## Begin Data for processing

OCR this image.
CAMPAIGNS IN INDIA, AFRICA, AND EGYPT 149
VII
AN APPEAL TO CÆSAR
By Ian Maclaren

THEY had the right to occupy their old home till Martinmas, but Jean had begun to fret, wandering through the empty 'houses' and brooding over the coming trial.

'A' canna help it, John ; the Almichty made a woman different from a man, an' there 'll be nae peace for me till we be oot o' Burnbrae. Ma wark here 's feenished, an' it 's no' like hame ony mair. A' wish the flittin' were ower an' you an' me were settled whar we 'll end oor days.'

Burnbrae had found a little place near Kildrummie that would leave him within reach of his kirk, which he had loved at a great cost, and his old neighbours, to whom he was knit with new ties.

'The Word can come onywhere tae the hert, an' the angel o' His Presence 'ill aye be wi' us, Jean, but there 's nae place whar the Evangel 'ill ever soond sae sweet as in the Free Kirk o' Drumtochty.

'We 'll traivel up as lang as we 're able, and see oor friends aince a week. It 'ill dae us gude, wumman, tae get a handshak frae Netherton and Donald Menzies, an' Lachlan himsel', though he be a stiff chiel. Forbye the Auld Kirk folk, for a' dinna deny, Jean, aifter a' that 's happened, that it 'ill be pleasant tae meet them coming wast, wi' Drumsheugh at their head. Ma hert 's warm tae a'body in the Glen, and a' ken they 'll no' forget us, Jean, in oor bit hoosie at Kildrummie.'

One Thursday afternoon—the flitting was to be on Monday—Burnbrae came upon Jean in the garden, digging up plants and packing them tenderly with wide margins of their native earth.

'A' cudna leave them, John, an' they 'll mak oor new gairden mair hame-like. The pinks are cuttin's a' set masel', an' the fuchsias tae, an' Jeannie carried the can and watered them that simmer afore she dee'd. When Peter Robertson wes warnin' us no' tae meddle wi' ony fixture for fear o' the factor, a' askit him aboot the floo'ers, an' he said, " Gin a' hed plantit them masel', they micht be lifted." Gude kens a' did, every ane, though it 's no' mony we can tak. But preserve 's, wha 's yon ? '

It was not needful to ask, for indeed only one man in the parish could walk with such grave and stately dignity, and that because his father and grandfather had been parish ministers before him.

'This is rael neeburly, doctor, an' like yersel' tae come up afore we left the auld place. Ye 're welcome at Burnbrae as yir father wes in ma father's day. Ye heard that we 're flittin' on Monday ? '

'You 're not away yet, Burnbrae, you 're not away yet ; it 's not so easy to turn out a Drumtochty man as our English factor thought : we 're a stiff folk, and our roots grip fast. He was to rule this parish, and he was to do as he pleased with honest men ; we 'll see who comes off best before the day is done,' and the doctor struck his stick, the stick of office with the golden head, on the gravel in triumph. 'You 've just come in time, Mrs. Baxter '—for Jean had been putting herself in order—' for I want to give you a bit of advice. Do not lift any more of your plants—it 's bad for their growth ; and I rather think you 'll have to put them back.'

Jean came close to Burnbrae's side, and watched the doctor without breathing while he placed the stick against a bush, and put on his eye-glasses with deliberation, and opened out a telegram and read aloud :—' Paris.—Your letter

## End Data for processing

**Exercise task:** Look through the entries above; copy every line holding the string "leave".

**Completed task:**
Burnbrae had found a little place near Kildrummie that would leave him within reach of his kirk, which he had loved at a great cost, and his old neighbours, to whom he was knit with new ties.
'A' cudna leave them, John, an' they 'll mak oor new gairden mair hame-like. The pinks are cuttin's a' set masel', an' the fuchsias tae, an' Jeannie carried the can and watered them that simmer afore she dee'd. When Peter Robertson wes warnin' us no' tae meddle wi' ony fixture for fear o' the factor, a' askit him aboot the floo'ers, an' he said, " Gin a' hed plantit them masel', they micht be lifted." Gude kens a' did, every ane, though it 's no' mony we can tak. But preserve 's, wha 's yon ? '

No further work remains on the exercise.